* START *

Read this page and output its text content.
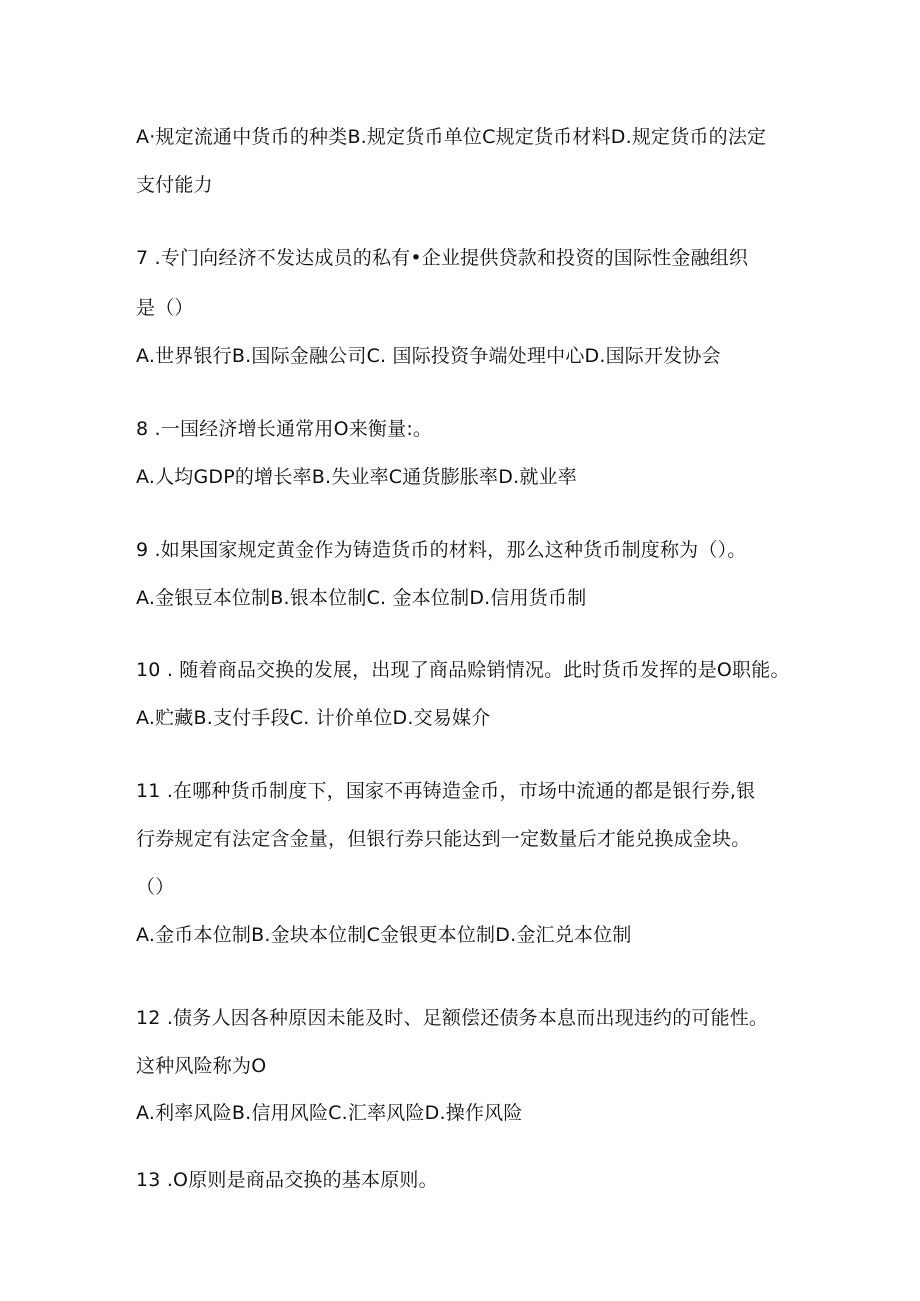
A·规定流通中货币的种类B.规定货币单位C规定货币材料D.规定货币的法定
支付能力
7 .专门向经济不发达成员的私有•企业提供贷款和投资的国际性金融组织
是（）
A.世界银行B.国际金融公司C. 国际投资争端处理中心D.国际开发协会
8 .一国经济增长通常用O来衡量:。
A.人均GDP的增长率B.失业率C通货膨胀率D.就业率
9 .如果国家规定黄金作为铸造货币的材料，那么这种货币制度称为（）。
A.金银豆本位制B.银本位制C. 金本位制D.信用货币制
10 . 随着商品交换的发展，出现了商品赊销情况。此时货币发挥的是O职能。
A.贮藏B.支付手段C. 计价单位D.交易媒介
11 .在哪种货币制度下，国家不再铸造金币，市场中流通的都是银行券,银
行券规定有法定含金量，但银行券只能达到一定数量后才能兑换成金块。
（）
A.金币本位制B.金块本位制C金银更本位制D.金汇兑本位制
12 .债务人因各种原因未能及时、足额偿还债务本息而出现违约的可能性。
这种风险称为O
A.利率风险B.信用风险C.汇率风险D.操作风险
13 .O原则是商品交换的基本原则。
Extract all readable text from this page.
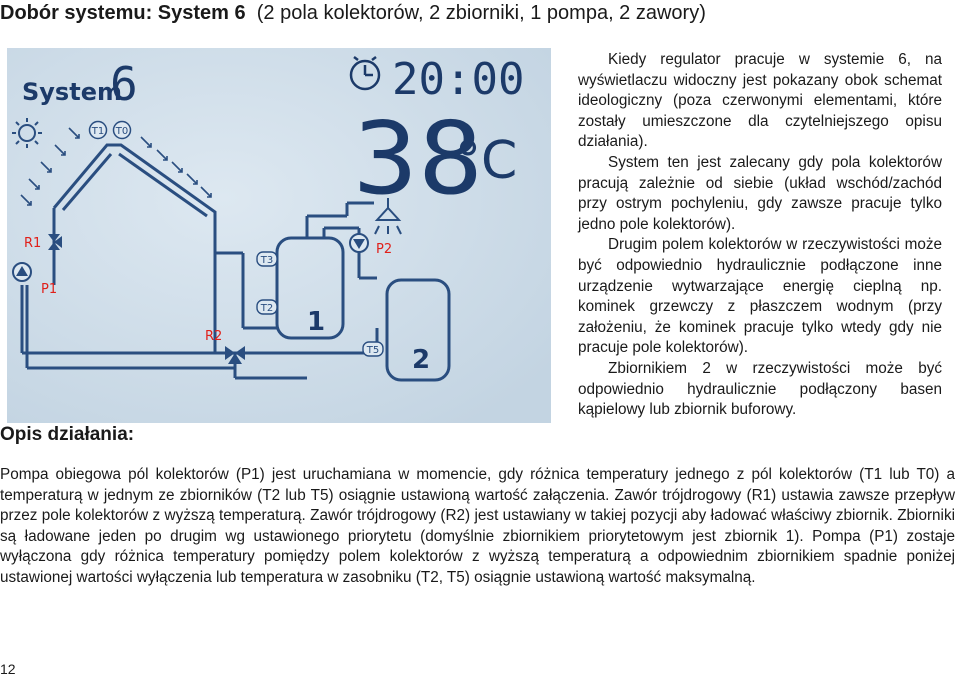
Dobór systemu: System 6 (2 pola kolektorów, 2 zbiorniki, 1 pompa, 2 zawory)
System
6	20:00
38
°C
T1 T0
1
2
T3
T2
T5
R1
P1
R2
P2

Kiedy regulator pracuje w systemie 6, na wyświetlaczu widoczny jest pokazany obok schemat ideologiczny (poza czerwonymi elementami, które zostały umieszczone dla czytelniejszego opisu działania).

System ten jest zalecany gdy pola kolektorów pracują zależnie od siebie (układ wschód/zachód przy ostrym pochyleniu, gdy zawsze pracuje tylko jedno pole kolektorów).

Drugim polem kolektorów w rzeczywistości może być odpowiednio hydraulicznie podłączone inne urządzenie wytwarzające energię cieplną np. kominek grzewczy z płaszczem wodnym (przy założeniu, że kominek pracuje tylko wtedy gdy nie pracuje pole kolektorów).

Zbiornikiem 2 w rzeczywistości może być odpowiednio hydraulicznie podłączony basen kąpielowy lub zbiornik buforowy.

Opis działania:

Pompa obiegowa pól kolektorów (P1) jest uruchamiana w momencie, gdy różnica temperatury jednego z pól kolektorów (T1 lub T0) a temperaturą w jednym ze zbiorników (T2 lub T5) osiągnie ustawioną wartość załączenia. Zawór trójdrogowy (R1) ustawia zawsze przepływ przez pole kolektorów z wyższą temperaturą. Zawór trójdrogowy (R2) jest ustawiany w takiej pozycji aby ładować właściwy zbiornik. Zbiorniki są ładowane jeden po drugim wg ustawionego priorytetu (domyślnie zbiornikiem priorytetowym jest zbiornik 1). Pompa (P1) zostaje wyłączona gdy różnica temperatury pomiędzy polem kolektorów z wyższą temperaturą a odpowiednim zbiornikiem spadnie poniżej ustawionej wartości wyłączenia lub temperatura w zasobniku (T2, T5) osiągnie ustawioną wartość maksymalną.

12
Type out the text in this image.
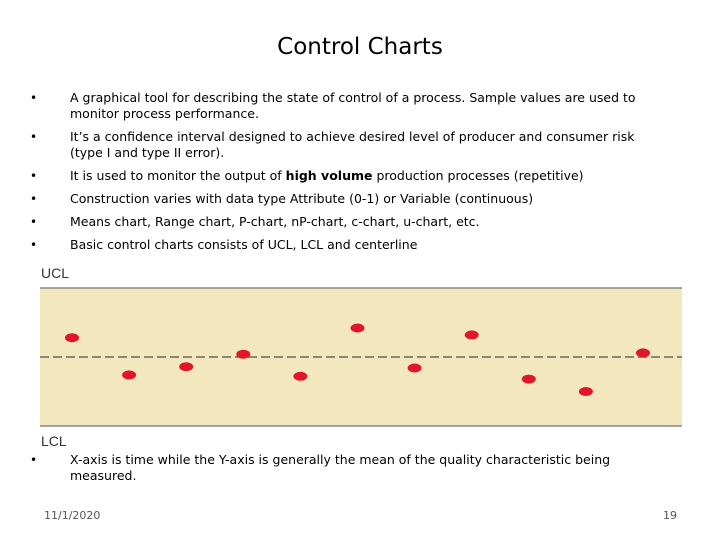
Control Charts
•	A graphical tool for describing the state of control of a process. Sample values are used to monitor process performance.
•	It’s a confidence interval designed to achieve desired level of producer and consumer risk (type I and type II error).
•	It is used to monitor the output of high volume production processes (repetitive)
•	Construction varies with data type Attribute (0-1) or Variable (continuous)
•	Means chart, Range chart, P-chart, nP-chart, c-chart, u-chart, etc.
•	Basic control charts consists of UCL, LCL and centerline
UCL
LCL
•	X-axis is time while the Y-axis is generally the mean of the quality characteristic being measured.
11/1/2020	19
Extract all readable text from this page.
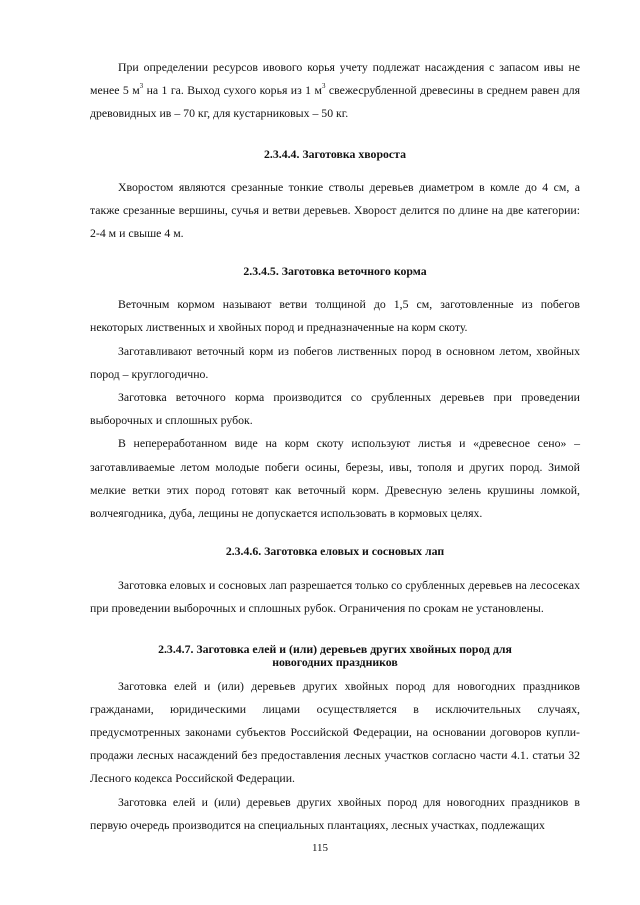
При определении ресурсов ивового корья учету подлежат насаждения с запасом ивы не менее 5 $м^3$ на 1 га. Выход сухого корья из 1 $м^3$ свежесрубленной древесины в среднем равен для древовидных ив – 70 кг, для кустарниковых – 50 кг.

2.3.4.4. Заготовка хвороста

Хворостом являются срезанные тонкие стволы деревьев диаметром в комле до 4 см, а также срезанные вершины, сучья и ветви деревьев. Хворост делится по длине на две категории: 2-4 м и свыше 4 м.

2.3.4.5. Заготовка веточного корма

Веточным кормом называют ветви толщиной до 1,5 см, заготовленные из побегов некоторых лиственных и хвойных пород и предназначенные на корм скоту.

Заготавливают веточный корм из побегов лиственных пород в основном летом, хвойных пород – круглогодично.

Заготовка веточного корма производится со срубленных деревьев при проведении выборочных и сплошных рубок.

В непереработанном виде на корм скоту используют листья и «древесное сено» – заготавливаемые летом молодые побеги осины, березы, ивы, тополя и других пород. Зимой мелкие ветки этих пород готовят как веточный корм. Древесную зелень крушины ломкой, волчеягодника, дуба, лещины не допускается использовать в кормовых целях.

2.3.4.6. Заготовка еловых и сосновых лап

Заготовка еловых и сосновых лап разрешается только со срубленных деревьев на лесосеках при проведении выборочных и сплошных рубок. Ограничения по срокам не установлены.

2.3.4.7. Заготовка елей и (или) деревьев других хвойных пород для
новогодних праздников

Заготовка елей и (или) деревьев других хвойных пород для новогодних праздников гражданами, юридическими лицами осуществляется в исключительных случаях, предусмотренных законами субъектов Российской Федерации, на основании договоров купли-продажи лесных насаждений без предоставления лесных участков согласно части 4.1. статьи 32 Лесного кодекса Российской Федерации.

Заготовка елей и (или) деревьев других хвойных пород для новогодних праздников в первую очередь производится на специальных плантациях, лесных участках, подлежащих

115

* END *

Look above for lines with the word "веточного" and copy them all.

Answer —
2.3.4.5. Заготовка веточного корма
Заготовка веточного корма производится со срубленных деревьев при проведении выборочных и сплошных рубок.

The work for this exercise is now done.